#### [PROBLEM]
Give back the entries below verbatim.

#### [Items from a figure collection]
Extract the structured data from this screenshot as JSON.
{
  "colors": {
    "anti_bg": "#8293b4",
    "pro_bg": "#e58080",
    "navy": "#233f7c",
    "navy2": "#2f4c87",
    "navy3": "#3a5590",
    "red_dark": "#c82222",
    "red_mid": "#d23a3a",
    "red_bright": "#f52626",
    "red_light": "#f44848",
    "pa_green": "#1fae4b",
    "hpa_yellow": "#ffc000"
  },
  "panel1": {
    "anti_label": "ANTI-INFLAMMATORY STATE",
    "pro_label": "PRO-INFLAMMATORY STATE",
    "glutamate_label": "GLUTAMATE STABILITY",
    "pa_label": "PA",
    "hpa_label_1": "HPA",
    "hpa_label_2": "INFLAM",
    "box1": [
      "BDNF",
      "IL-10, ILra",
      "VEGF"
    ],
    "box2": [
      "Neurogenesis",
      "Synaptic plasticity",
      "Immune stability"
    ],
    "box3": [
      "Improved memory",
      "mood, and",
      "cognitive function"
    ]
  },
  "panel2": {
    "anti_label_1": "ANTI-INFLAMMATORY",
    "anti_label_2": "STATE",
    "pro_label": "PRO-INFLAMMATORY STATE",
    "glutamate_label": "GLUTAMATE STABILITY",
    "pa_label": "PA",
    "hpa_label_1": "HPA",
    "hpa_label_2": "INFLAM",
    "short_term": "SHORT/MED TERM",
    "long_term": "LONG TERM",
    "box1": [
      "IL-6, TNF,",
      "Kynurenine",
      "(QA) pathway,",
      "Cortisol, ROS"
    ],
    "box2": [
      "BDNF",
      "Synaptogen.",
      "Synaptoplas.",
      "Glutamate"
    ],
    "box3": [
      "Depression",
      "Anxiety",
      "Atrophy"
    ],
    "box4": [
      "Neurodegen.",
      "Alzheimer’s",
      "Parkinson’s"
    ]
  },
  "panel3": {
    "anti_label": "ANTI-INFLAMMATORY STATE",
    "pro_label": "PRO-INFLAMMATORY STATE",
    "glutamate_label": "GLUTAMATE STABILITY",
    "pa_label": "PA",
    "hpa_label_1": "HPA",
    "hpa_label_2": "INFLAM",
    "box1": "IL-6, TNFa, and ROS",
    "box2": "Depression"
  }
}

#### [ANSWER TO THIS EXERCISE]
Extract the structured data from this screenshot as JSON.
{
  "colors": {
    "anti_bg": "#8293b4",
    "pro_bg": "#e58080",
    "navy": "#233f7c",
    "navy2": "#2f4c87",
    "navy3": "#3a5590",
    "red_dark": "#c82222",
    "red_mid": "#d23a3a",
    "red_bright": "#f52626",
    "red_light": "#f44848",
    "pa_green": "#1fae4b",
    "hpa_yellow": "#ffc000"
  },
  "panel1": {
    "anti_label": "ANTI-INFLAMMATORY STATE",
    "pro_label": "PRO-INFLAMMATORY STATE",
    "glutamate_label": "GLUTAMATE STABILITY",
    "pa_label": "PA",
    "hpa_label_1": "HPA",
    "hpa_label_2": "INFLAM",
    "box1": [
      "BDNF",
      "IL-10, ILra",
      "VEGF"
    ],
    "box2": [
      "Neurogenesis",
      "Synaptic plasticity",
      "Immune stability"
    ],
    "box3": [
      "Improved memory",
      "mood, and",
      "cognitive function"
    ]
  },
  "panel2": {
    "anti_label_1": "ANTI-INFLAMMATORY",
    "anti_label_2": "STATE",
    "pro_label": "PRO-INFLAMMATORY STATE",
    "glutamate_label": "GLUTAMATE STABILITY",
    "pa_label": "PA",
    "hpa_label_1": "HPA",
    "hpa_label_2": "INFLAM",
    "short_term": "SHORT/MED TERM",
    "long_term": "LONG TERM",
    "box1": [
      "IL-6, TNF,",
      "Kynurenine",
      "(QA) pathway,",
      "Cortisol, ROS"
    ],
    "box2": [
      "BDNF",
      "Synaptogen.",
      "Synaptoplas.",
      "Glutamate"
    ],
    "box3": [
      "Depression",
      "Anxiety",
      "Atrophy"
    ],
    "box4": [
      "Neurodegen.",
      "Alzheimer’s",
      "Parkinson’s"
    ]
  },
  "panel3": {
    "anti_label": "ANTI-INFLAMMATORY STATE",
    "pro_label": "PRO-INFLAMMATORY STATE",
    "glutamate_label": "GLUTAMATE STABILITY",
    "pa_label": "PA",
    "hpa_label_1": "HPA",
    "hpa_label_2": "INFLAM",
    "box1": "IL-6, TNFa, and ROS",
    "box2": "Depression"
  }
}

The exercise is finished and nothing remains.